Exercise instructions: For each line below that contains the string "在这个小节中", copy that line.

Dataset records:

____

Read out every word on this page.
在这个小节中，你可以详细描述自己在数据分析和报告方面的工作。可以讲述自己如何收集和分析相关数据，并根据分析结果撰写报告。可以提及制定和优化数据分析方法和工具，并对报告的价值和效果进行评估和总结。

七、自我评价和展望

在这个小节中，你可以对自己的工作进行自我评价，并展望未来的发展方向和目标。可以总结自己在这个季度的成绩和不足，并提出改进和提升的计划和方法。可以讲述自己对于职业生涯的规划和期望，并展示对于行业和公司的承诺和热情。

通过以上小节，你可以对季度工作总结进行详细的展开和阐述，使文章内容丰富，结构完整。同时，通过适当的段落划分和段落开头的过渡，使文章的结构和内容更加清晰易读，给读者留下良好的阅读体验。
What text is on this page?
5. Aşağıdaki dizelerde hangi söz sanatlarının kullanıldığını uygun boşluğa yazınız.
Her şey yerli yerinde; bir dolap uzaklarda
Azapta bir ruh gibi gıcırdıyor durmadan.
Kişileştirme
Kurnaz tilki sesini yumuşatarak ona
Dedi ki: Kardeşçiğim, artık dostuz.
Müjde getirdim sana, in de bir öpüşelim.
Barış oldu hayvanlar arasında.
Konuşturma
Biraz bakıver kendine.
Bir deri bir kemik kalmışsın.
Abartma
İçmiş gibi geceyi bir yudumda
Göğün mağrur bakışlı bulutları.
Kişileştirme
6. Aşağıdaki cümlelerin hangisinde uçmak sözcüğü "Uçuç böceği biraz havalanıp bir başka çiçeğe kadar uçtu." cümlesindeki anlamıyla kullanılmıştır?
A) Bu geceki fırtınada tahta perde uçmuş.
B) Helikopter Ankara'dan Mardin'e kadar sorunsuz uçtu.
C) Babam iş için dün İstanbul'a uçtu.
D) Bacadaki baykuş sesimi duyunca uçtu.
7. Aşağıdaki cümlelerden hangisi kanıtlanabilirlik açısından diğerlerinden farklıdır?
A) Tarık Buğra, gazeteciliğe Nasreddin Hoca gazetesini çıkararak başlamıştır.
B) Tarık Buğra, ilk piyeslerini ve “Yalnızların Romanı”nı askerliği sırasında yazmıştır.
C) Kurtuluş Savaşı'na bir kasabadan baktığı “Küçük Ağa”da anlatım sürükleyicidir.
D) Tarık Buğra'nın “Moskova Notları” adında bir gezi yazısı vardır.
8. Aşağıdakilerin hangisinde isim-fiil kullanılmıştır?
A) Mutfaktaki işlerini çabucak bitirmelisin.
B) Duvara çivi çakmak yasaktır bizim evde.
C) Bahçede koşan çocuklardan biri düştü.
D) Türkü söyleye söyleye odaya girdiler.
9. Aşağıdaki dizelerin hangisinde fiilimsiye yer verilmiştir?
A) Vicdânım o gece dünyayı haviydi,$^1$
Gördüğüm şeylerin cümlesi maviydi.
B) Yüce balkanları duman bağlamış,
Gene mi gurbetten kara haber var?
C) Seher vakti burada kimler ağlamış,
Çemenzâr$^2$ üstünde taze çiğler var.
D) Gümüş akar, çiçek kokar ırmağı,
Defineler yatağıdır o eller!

____

In response:
在这个小节中，你可以详细描述自己在数据分析和报告方面的工作。可以讲述自己如何收集和分析相关数据，并根据分析结果撰写报告。可以提及制定和优化数据分析方法和工具，并对报告的价值和效果进行评估和总结。
在这个小节中，你可以对自己的工作进行自我评价，并展望未来的发展方向和目标。可以总结自己在这个季度的成绩和不足，并提出改进和提升的计划和方法。可以讲述自己对于职业生涯的规划和期望，并展示对于行业和公司的承诺和热情。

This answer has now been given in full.